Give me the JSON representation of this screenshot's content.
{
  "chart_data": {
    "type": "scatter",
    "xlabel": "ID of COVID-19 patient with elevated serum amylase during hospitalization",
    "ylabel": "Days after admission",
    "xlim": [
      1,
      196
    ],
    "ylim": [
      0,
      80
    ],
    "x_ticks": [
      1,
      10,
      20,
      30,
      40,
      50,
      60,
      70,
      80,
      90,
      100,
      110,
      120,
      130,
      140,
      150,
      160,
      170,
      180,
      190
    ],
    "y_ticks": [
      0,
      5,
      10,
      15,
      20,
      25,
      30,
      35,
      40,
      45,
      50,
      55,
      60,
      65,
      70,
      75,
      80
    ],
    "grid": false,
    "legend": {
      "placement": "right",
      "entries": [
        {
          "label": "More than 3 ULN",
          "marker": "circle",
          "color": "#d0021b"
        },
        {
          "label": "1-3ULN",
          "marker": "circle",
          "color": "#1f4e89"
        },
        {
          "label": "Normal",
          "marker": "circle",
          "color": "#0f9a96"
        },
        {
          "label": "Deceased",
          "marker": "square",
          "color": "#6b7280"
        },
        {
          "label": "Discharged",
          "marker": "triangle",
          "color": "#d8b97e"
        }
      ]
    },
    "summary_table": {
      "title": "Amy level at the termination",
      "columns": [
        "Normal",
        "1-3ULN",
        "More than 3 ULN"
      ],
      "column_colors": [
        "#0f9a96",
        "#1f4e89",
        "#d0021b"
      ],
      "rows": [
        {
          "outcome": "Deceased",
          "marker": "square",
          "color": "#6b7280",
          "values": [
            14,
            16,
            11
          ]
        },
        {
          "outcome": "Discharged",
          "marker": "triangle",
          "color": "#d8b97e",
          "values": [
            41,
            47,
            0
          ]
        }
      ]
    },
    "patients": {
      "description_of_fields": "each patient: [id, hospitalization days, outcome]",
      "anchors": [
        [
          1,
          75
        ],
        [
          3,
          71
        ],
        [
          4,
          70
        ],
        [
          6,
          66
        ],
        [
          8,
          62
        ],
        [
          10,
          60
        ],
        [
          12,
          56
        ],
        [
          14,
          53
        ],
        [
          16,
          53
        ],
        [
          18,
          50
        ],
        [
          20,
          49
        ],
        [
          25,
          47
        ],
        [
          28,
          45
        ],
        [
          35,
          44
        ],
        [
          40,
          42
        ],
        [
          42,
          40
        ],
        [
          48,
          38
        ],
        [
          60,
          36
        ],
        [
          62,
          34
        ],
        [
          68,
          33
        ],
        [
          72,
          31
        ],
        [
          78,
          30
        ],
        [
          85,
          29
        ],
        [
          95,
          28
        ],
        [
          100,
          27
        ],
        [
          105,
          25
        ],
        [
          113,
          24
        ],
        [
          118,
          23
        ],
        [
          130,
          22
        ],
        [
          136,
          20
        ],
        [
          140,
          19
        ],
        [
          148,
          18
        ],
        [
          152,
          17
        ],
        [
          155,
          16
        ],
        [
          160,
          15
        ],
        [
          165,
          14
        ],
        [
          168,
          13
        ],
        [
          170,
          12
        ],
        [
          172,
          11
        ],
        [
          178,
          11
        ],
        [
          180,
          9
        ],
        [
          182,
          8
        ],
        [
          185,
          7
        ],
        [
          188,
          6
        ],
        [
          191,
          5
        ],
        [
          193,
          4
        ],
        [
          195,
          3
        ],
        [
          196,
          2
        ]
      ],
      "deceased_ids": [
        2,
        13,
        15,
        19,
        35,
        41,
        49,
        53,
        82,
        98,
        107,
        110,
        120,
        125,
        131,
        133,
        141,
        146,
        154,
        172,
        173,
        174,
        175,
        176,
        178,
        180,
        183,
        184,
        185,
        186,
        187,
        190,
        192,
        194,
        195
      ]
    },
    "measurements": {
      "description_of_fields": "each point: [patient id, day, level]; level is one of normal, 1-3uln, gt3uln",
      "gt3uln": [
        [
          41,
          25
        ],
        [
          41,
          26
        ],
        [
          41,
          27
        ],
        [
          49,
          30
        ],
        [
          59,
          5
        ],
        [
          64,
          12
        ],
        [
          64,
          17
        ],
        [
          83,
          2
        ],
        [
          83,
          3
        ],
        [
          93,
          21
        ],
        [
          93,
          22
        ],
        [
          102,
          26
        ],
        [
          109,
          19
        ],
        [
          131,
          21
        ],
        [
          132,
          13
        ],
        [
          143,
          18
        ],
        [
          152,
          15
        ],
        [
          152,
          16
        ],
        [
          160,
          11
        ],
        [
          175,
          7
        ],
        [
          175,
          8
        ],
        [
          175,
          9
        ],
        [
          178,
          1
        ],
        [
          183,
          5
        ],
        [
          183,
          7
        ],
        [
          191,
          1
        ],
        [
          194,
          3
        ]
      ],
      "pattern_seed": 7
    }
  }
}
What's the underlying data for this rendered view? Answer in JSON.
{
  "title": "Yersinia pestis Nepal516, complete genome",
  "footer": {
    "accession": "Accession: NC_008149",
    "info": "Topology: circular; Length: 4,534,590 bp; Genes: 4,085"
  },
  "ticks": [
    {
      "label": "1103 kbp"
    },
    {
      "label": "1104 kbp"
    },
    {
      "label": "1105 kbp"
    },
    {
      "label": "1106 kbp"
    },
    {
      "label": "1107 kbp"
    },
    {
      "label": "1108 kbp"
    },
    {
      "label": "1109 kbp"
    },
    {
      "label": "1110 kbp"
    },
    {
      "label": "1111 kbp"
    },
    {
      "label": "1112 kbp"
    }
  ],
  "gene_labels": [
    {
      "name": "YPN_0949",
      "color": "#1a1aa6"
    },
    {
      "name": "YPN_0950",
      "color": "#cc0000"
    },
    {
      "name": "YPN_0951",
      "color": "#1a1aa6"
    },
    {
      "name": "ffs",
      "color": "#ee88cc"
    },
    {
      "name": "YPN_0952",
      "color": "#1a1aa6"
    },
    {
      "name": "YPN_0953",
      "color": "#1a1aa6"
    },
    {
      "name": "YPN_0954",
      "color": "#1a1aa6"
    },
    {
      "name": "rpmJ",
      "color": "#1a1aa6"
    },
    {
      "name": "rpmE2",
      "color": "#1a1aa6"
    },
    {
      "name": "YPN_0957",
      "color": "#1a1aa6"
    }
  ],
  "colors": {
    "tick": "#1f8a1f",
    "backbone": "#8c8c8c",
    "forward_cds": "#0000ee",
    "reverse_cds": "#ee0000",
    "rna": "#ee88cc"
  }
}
· · ·
*Problem description*. Could you retype all of the entries exactly, leaving none out?

*Answer section*.
Give me the JSON representation of this screenshot's content.
{
  "chart_data": {
    "type": "scatter",
    "xlabel": "ID of COVID-19 patient with elevated serum amylase during hospitalization",
    "ylabel": "Days after admission",
    "xlim": [
      1,
      196
    ],
    "ylim": [
      0,
      80
    ],
    "x_ticks": [
      1,
      10,
      20,
      30,
      40,
      50,
      60,
      70,
      80,
      90,
      100,
      110,
      120,
      130,
      140,
      150,
      160,
      170,
      180,
      190
    ],
    "y_ticks": [
      0,
      5,
      10,
      15,
      20,
      25,
      30,
      35,
      40,
      45,
      50,
      55,
      60,
      65,
      70,
      75,
      80
    ],
    "grid": false,
    "legend": {
      "placement": "right",
      "entries": [
        {
          "label": "More than 3 ULN",
          "marker": "circle",
          "color": "#d0021b"
        },
        {
          "label": "1-3ULN",
          "marker": "circle",
          "color": "#1f4e89"
        },
        {
          "label": "Normal",
          "marker": "circle",
          "color": "#0f9a96"
        },
        {
          "label": "Deceased",
          "marker": "square",
          "color": "#6b7280"
        },
        {
          "label": "Discharged",
          "marker": "triangle",
          "color": "#d8b97e"
        }
      ]
    },
    "summary_table": {
      "title": "Amy level at the termination",
      "columns": [
        "Normal",
        "1-3ULN",
        "More than 3 ULN"
      ],
      "column_colors": [
        "#0f9a96",
        "#1f4e89",
        "#d0021b"
      ],
      "rows": [
        {
          "outcome": "Deceased",
          "marker": "square",
          "color": "#6b7280",
          "values": [
            14,
            16,
            11
          ]
        },
        {
          "outcome": "Discharged",
          "marker": "triangle",
          "color": "#d8b97e",
          "values": [
            41,
            47,
            0
          ]
        }
      ]
    },
    "patients": {
      "description_of_fields": "each patient: [id, hospitalization days, outcome]",
      "anchors": [
        [
          1,
          75
        ],
        [
          3,
          71
        ],
        [
          4,
          70
        ],
        [
          6,
          66
        ],
        [
          8,
          62
        ],
        [
          10,
          60
        ],
        [
          12,
          56
        ],
        [
          14,
          53
        ],
        [
          16,
          53
        ],
        [
          18,
          50
        ],
        [
          20,
          49
        ],
        [
          25,
          47
        ],
        [
          28,
          45
        ],
        [
          35,
          44
        ],
        [
          40,
          42
        ],
        [
          42,
          40
        ],
        [
          48,
          38
        ],
        [
          60,
          36
        ],
        [
          62,
          34
        ],
        [
          68,
          33
        ],
        [
          72,
          31
        ],
        [
          78,
          30
        ],
        [
          85,
          29
        ],
        [
          95,
          28
        ],
        [
          100,
          27
        ],
        [
          105,
          25
        ],
        [
          113,
          24
        ],
        [
          118,
          23
        ],
        [
          130,
          22
        ],
        [
          136,
          20
        ],
        [
          140,
          19
        ],
        [
          148,
          18
        ],
        [
          152,
          17
        ],
        [
          155,
          16
        ],
        [
          160,
          15
        ],
        [
          165,
          14
        ],
        [
          168,
          13
        ],
        [
          170,
          12
        ],
        [
          172,
          11
        ],
        [
          178,
          11
        ],
        [
          180,
          9
        ],
        [
          182,
          8
        ],
        [
          185,
          7
        ],
        [
          188,
          6
        ],
        [
          191,
          5
        ],
        [
          193,
          4
        ],
        [
          195,
          3
        ],
        [
          196,
          2
        ]
      ],
      "deceased_ids": [
        2,
        13,
        15,
        19,
        35,
        41,
        49,
        53,
        82,
        98,
        107,
        110,
        120,
        125,
        131,
        133,
        141,
        146,
        154,
        172,
        173,
        174,
        175,
        176,
        178,
        180,
        183,
        184,
        185,
        186,
        187,
        190,
        192,
        194,
        195
      ]
    },
    "measurements": {
      "description_of_fields": "each point: [patient id, day, level]; level is one of normal, 1-3uln, gt3uln",
      "gt3uln": [
        [
          41,
          25
        ],
        [
          41,
          26
        ],
        [
          41,
          27
        ],
        [
          49,
          30
        ],
        [
          59,
          5
        ],
        [
          64,
          12
        ],
        [
          64,
          17
        ],
        [
          83,
          2
        ],
        [
          83,
          3
        ],
        [
          93,
          21
        ],
        [
          93,
          22
        ],
        [
          102,
          26
        ],
        [
          109,
          19
        ],
        [
          131,
          21
        ],
        [
          132,
          13
        ],
        [
          143,
          18
        ],
        [
          152,
          15
        ],
        [
          152,
          16
        ],
        [
          160,
          11
        ],
        [
          175,
          7
        ],
        [
          175,
          8
        ],
        [
          175,
          9
        ],
        [
          178,
          1
        ],
        [
          183,
          5
        ],
        [
          183,
          7
        ],
        [
          191,
          1
        ],
        [
          194,
          3
        ]
      ],
      "pattern_seed": 7
    }
  }
}
What's the underlying data for this rendered view? Answer in JSON.
{
  "title": "Yersinia pestis Nepal516, complete genome",
  "footer": {
    "accession": "Accession: NC_008149",
    "info": "Topology: circular; Length: 4,534,590 bp; Genes: 4,085"
  },
  "ticks": [
    {
      "label": "1103 kbp"
    },
    {
      "label": "1104 kbp"
    },
    {
      "label": "1105 kbp"
    },
    {
      "label": "1106 kbp"
    },
    {
      "label": "1107 kbp"
    },
    {
      "label": "1108 kbp"
    },
    {
      "label": "1109 kbp"
    },
    {
      "label": "1110 kbp"
    },
    {
      "label": "1111 kbp"
    },
    {
      "label": "1112 kbp"
    }
  ],
  "gene_labels": [
    {
      "name": "YPN_0949",
      "color": "#1a1aa6"
    },
    {
      "name": "YPN_0950",
      "color": "#cc0000"
    },
    {
      "name": "YPN_0951",
      "color": "#1a1aa6"
    },
    {
      "name": "ffs",
      "color": "#ee88cc"
    },
    {
      "name": "YPN_0952",
      "color": "#1a1aa6"
    },
    {
      "name": "YPN_0953",
      "color": "#1a1aa6"
    },
    {
      "name": "YPN_0954",
      "color": "#1a1aa6"
    },
    {
      "name": "rpmJ",
      "color": "#1a1aa6"
    },
    {
      "name": "rpmE2",
      "color": "#1a1aa6"
    },
    {
      "name": "YPN_0957",
      "color": "#1a1aa6"
    }
  ],
  "colors": {
    "tick": "#1f8a1f",
    "backbone": "#8c8c8c",
    "forward_cds": "#0000ee",
    "reverse_cds": "#ee0000",
    "rna": "#ee88cc"
  }
}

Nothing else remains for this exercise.